** Begin **

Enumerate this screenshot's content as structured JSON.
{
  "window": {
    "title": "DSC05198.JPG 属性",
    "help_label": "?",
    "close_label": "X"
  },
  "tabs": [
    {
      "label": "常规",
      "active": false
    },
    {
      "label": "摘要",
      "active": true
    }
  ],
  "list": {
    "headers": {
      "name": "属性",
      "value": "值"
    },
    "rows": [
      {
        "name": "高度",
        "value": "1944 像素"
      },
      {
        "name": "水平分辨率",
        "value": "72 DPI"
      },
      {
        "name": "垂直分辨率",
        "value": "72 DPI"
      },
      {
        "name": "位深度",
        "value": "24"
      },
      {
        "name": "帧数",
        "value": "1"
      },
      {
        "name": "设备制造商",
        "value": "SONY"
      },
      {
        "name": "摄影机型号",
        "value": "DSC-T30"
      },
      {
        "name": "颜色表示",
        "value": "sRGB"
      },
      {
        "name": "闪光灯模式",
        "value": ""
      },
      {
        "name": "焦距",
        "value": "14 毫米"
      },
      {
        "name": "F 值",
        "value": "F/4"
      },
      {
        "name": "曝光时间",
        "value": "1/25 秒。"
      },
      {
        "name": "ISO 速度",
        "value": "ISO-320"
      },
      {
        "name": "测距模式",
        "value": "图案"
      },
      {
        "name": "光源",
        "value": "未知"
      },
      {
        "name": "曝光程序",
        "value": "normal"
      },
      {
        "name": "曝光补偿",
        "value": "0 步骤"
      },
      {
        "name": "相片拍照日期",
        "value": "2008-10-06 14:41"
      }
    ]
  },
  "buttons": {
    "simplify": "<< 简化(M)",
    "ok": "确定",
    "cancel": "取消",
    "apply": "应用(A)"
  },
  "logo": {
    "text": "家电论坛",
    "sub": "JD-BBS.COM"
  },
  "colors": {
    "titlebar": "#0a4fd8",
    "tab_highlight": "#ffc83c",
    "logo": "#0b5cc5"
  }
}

** End **

# Your goal:
Your task is to quote the listing above word for word.

# Completed task:
Enumerate this screenshot's content as structured JSON.
{
  "window": {
    "title": "DSC05198.JPG 属性",
    "help_label": "?",
    "close_label": "X"
  },
  "tabs": [
    {
      "label": "常规",
      "active": false
    },
    {
      "label": "摘要",
      "active": true
    }
  ],
  "list": {
    "headers": {
      "name": "属性",
      "value": "值"
    },
    "rows": [
      {
        "name": "高度",
        "value": "1944 像素"
      },
      {
        "name": "水平分辨率",
        "value": "72 DPI"
      },
      {
        "name": "垂直分辨率",
        "value": "72 DPI"
      },
      {
        "name": "位深度",
        "value": "24"
      },
      {
        "name": "帧数",
        "value": "1"
      },
      {
        "name": "设备制造商",
        "value": "SONY"
      },
      {
        "name": "摄影机型号",
        "value": "DSC-T30"
      },
      {
        "name": "颜色表示",
        "value": "sRGB"
      },
      {
        "name": "闪光灯模式",
        "value": ""
      },
      {
        "name": "焦距",
        "value": "14 毫米"
      },
      {
        "name": "F 值",
        "value": "F/4"
      },
      {
        "name": "曝光时间",
        "value": "1/25 秒。"
      },
      {
        "name": "ISO 速度",
        "value": "ISO-320"
      },
      {
        "name": "测距模式",
        "value": "图案"
      },
      {
        "name": "光源",
        "value": "未知"
      },
      {
        "name": "曝光程序",
        "value": "normal"
      },
      {
        "name": "曝光补偿",
        "value": "0 步骤"
      },
      {
        "name": "相片拍照日期",
        "value": "2008-10-06 14:41"
      }
    ]
  },
  "buttons": {
    "simplify": "<< 简化(M)",
    "ok": "确定",
    "cancel": "取消",
    "apply": "应用(A)"
  },
  "logo": {
    "text": "家电论坛",
    "sub": "JD-BBS.COM"
  },
  "colors": {
    "titlebar": "#0a4fd8",
    "tab_highlight": "#ffc83c",
    "logo": "#0b5cc5"
  }
}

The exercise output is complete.